**Artículo**
Por Pablo Mendez Shiff
Los nacidos en democracia, que representamos el 30% del padrón que votará en las próximas elecciones, no tenemos dimensión de lo que significó la dictadura en la vida cotidiana. Comparar aquellos años con los actuales nos permitirá comprender los avances que hemos dado como sociedad en estos 30 años de democracia, en tiempos en que los términos son banalizados.
La muerte del dictador Jorge Rafael Videla conmovió profundamente a la sociedad argentina; obligó a hacer un nuevo balance sobre los años de plomo que azotaron al país durante la última dictadura cívico-militar que él comandó entre 1976 y 1981. Dirigentes políticos de todos los sectores, representantes de organismos de derechos humanos, sobrevivientes, argentinos que debieron exiliarse, nietos recuperados, repudiaron su figura y hablaron sobre lo que representó su gobierno.
Los análisis y comentarios se extendieron por todos los portales de noticias y, claro, las redes sociales. En Twitter fue notable, por ejemplo, la participación que tuvo la defensora de represores Cecilia Pando. La activista, que fue la primera en confirmar e fallecimiento de Videla, manifestó su pesar y comparó a la presidenta Cristina Fernández de Kirchner con el ex presidente de facto. En un curioso giro de su discurso, dijo estar en contra de toda dictadura y le pidió a la actual mandataria que “deje de imitar a Videla” (sic).

**Consigna 1**
Copia íntegro y sin ningún cambio el artículo sobre la muerte de Videla.
**Consigna 2**
Extrae sin cambios las líneas de los registros que empiezan en la primera y siguen hasta la que contiene "feature-label: Record Swap", ambas incluidas.
El artículo no tiene relación alguna con los registros.

**Listado de registros**
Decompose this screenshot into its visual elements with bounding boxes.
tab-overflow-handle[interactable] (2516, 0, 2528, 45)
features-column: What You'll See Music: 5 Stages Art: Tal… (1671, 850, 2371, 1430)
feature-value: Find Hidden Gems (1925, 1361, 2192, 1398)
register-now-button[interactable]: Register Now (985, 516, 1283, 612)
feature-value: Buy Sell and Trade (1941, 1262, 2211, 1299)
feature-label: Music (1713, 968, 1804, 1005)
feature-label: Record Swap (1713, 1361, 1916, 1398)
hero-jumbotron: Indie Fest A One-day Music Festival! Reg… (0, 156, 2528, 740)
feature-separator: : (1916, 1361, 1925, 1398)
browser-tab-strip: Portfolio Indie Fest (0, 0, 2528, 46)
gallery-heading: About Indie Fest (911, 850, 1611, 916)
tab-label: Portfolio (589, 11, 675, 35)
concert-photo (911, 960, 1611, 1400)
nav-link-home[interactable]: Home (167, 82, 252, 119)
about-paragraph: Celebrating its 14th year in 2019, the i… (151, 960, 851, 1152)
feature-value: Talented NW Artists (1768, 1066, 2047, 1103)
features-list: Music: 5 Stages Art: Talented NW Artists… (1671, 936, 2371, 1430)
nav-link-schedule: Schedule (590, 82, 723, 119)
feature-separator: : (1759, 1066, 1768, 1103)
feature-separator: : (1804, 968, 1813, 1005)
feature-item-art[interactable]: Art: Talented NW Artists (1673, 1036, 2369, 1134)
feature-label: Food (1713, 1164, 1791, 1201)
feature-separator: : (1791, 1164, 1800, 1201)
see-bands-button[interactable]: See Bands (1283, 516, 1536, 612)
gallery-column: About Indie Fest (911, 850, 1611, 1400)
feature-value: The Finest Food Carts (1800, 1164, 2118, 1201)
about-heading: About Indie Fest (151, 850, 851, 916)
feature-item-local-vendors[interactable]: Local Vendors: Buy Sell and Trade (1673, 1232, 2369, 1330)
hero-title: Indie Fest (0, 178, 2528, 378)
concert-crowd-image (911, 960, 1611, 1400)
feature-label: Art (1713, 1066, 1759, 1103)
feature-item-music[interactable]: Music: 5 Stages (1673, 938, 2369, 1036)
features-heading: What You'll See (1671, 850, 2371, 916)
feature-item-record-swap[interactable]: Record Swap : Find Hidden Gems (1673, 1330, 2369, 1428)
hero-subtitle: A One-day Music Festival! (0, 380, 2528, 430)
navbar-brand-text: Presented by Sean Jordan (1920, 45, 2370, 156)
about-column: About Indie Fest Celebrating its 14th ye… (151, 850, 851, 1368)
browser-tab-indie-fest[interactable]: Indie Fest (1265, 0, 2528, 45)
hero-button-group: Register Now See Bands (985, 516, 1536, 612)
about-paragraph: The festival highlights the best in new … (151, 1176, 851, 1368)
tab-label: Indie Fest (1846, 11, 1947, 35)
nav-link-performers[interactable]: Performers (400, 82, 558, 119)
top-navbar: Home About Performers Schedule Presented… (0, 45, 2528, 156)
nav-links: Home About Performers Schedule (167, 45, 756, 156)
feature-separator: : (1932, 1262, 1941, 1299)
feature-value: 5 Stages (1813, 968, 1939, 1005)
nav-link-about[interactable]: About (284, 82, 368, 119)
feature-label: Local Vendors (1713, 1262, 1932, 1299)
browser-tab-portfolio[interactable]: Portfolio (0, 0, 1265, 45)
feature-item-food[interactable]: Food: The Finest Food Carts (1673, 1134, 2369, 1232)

**Resultado esperado 1**
Por Pablo Mendez Shiff
Los nacidos en democracia, que representamos el 30% del padrón que votará en las próximas elecciones, no tenemos dimensión de lo que significó la dictadura en la vida cotidiana. Comparar aquellos años con los actuales nos permitirá comprender los avances que hemos dado como sociedad en estos 30 años de democracia, en tiempos en que los términos son banalizados.
La muerte del dictador Jorge Rafael Videla conmovió profundamente a la sociedad argentina; obligó a hacer un nuevo balance sobre los años de plomo que azotaron al país durante la última dictadura cívico-militar que él comandó entre 1976 y 1981. Dirigentes políticos de todos los sectores, representantes de organismos de derechos humanos, sobrevivientes, argentinos que debieron exiliarse, nietos recuperados, repudiaron su figura y hablaron sobre lo que representó su gobierno.
Los análisis y comentarios se extendieron por todos los portales de noticias y, claro, las redes sociales. En Twitter fue notable, por ejemplo, la participación que tuvo la defensora de represores Cecilia Pando. La activista, que fue la primera en confirmar e fallecimiento de Videla, manifestó su pesar y comparó a la presidenta Cristina Fernández de Kirchner con el ex presidente de facto. En un curioso giro de su discurso, dijo estar en contra de toda dictadura y le pidió a la actual mandataria que “deje de imitar a Videla” (sic).

**Resultado esperado 2**
Decompose this screenshot into its visual elements with bounding boxes.
tab-overflow-handle[interactable] (2516, 0, 2528, 45)
features-column: What You'll See Music: 5 Stages Art: Tal… (1671, 850, 2371, 1430)
feature-value: Find Hidden Gems (1925, 1361, 2192, 1398)
register-now-button[interactable]: Register Now (985, 516, 1283, 612)
feature-value: Buy Sell and Trade (1941, 1262, 2211, 1299)
feature-label: Music (1713, 968, 1804, 1005)
feature-label: Record Swap (1713, 1361, 1916, 1398)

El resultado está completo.